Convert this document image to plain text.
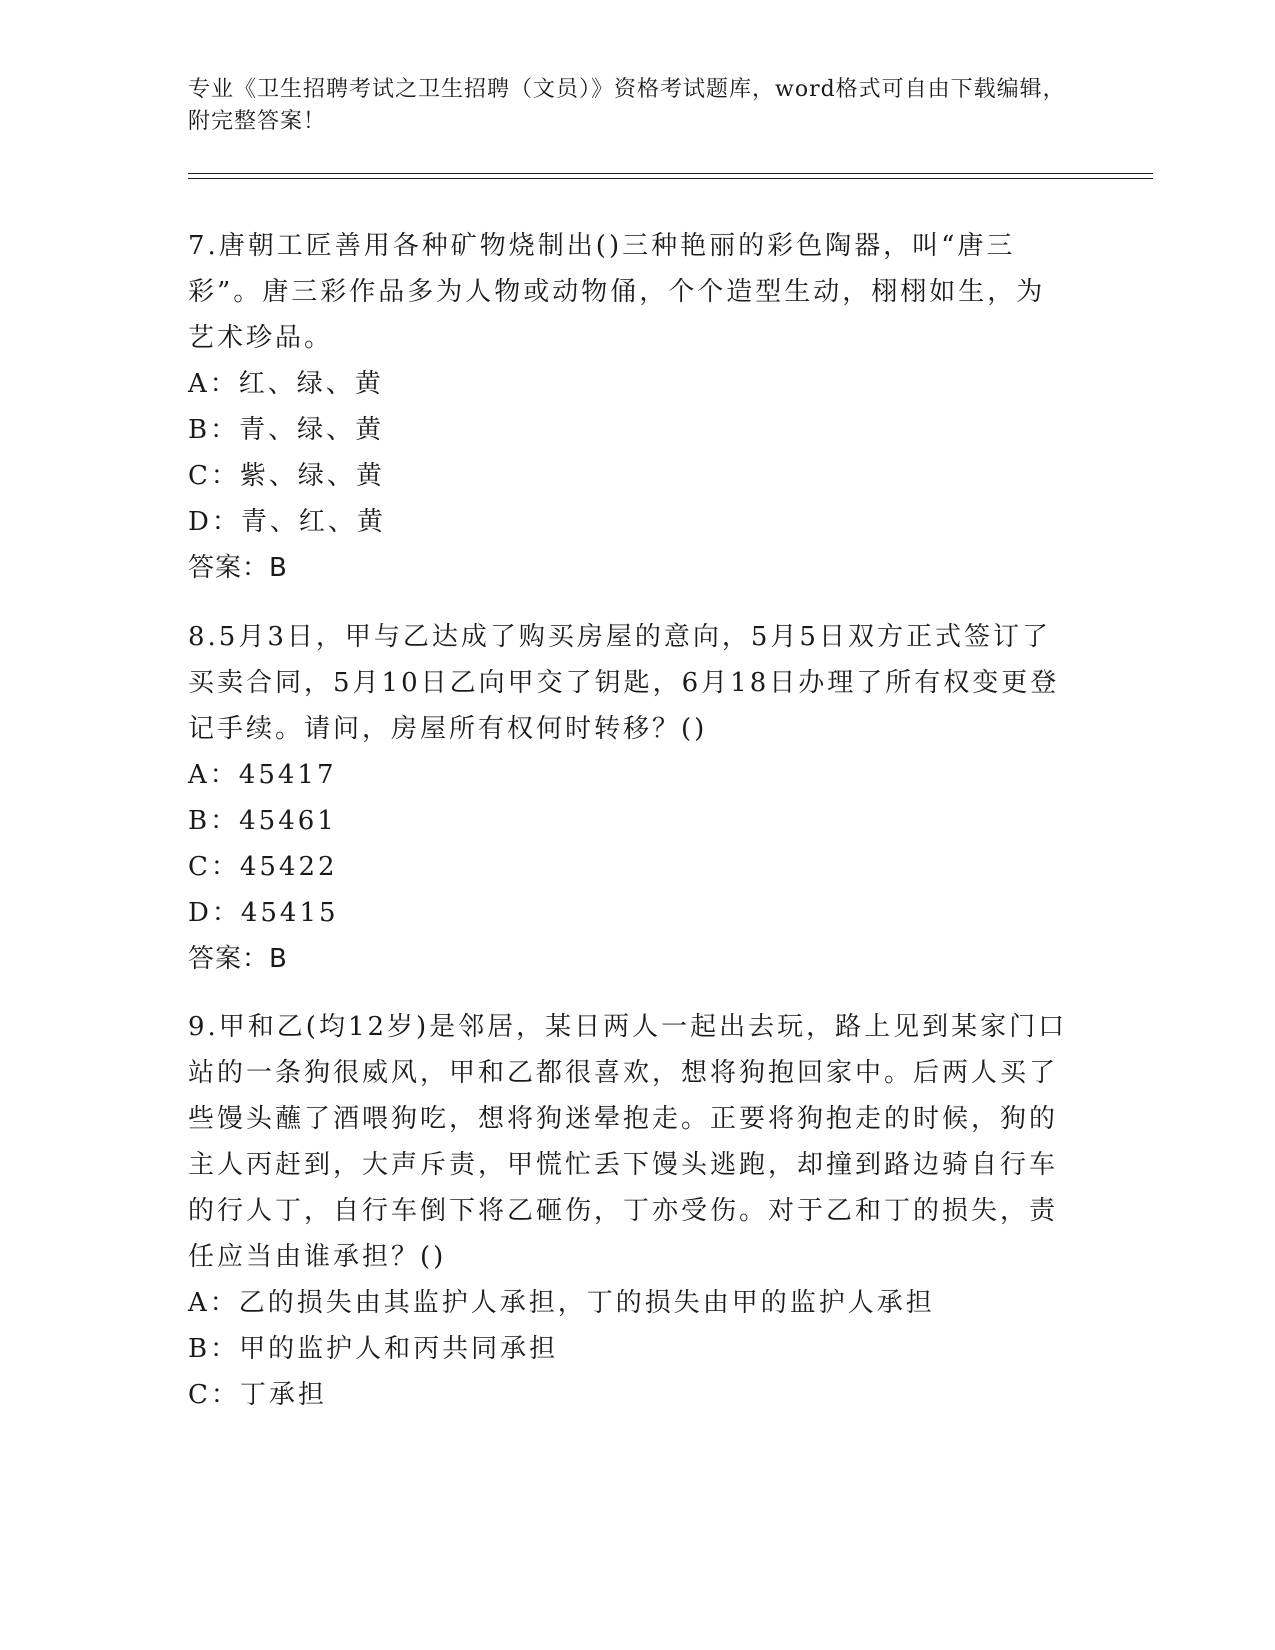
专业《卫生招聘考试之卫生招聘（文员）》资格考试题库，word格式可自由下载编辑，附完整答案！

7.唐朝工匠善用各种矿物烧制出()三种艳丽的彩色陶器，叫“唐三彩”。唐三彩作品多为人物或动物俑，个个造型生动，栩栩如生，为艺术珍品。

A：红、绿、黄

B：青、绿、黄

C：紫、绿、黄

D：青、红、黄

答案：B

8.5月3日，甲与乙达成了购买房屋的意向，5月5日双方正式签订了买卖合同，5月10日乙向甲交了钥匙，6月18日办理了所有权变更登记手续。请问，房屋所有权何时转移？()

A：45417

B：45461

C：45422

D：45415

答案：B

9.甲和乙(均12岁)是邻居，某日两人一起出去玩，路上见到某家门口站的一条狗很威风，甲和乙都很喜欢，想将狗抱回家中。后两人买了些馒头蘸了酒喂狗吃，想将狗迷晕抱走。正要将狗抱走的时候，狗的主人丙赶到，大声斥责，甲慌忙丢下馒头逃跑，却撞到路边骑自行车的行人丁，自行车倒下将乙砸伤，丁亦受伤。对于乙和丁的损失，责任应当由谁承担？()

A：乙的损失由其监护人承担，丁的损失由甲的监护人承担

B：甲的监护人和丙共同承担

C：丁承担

+===+

## YOUR OBJECTIVE
Transcribe the listing above verbatim. Omit the pictures.

## WRITTEN SOLUTION
Convert this document image to plain text.
专业《卫生招聘考试之卫生招聘（文员）》资格考试题库，word格式可自由下载编辑，附完整答案！

7.唐朝工匠善用各种矿物烧制出()三种艳丽的彩色陶器，叫“唐三彩”。唐三彩作品多为人物或动物俑，个个造型生动，栩栩如生，为艺术珍品。

A：红、绿、黄

B：青、绿、黄

C：紫、绿、黄

D：青、红、黄

答案：B

8.5月3日，甲与乙达成了购买房屋的意向，5月5日双方正式签订了买卖合同，5月10日乙向甲交了钥匙，6月18日办理了所有权变更登记手续。请问，房屋所有权何时转移？()

A：45417

B：45461

C：45422

D：45415

答案：B

9.甲和乙(均12岁)是邻居，某日两人一起出去玩，路上见到某家门口站的一条狗很威风，甲和乙都很喜欢，想将狗抱回家中。后两人买了些馒头蘸了酒喂狗吃，想将狗迷晕抱走。正要将狗抱走的时候，狗的主人丙赶到，大声斥责，甲慌忙丢下馒头逃跑，却撞到路边骑自行车的行人丁，自行车倒下将乙砸伤，丁亦受伤。对于乙和丁的损失，责任应当由谁承担？()

A：乙的损失由其监护人承担，丁的损失由甲的监护人承担

B：甲的监护人和丙共同承担

C：丁承担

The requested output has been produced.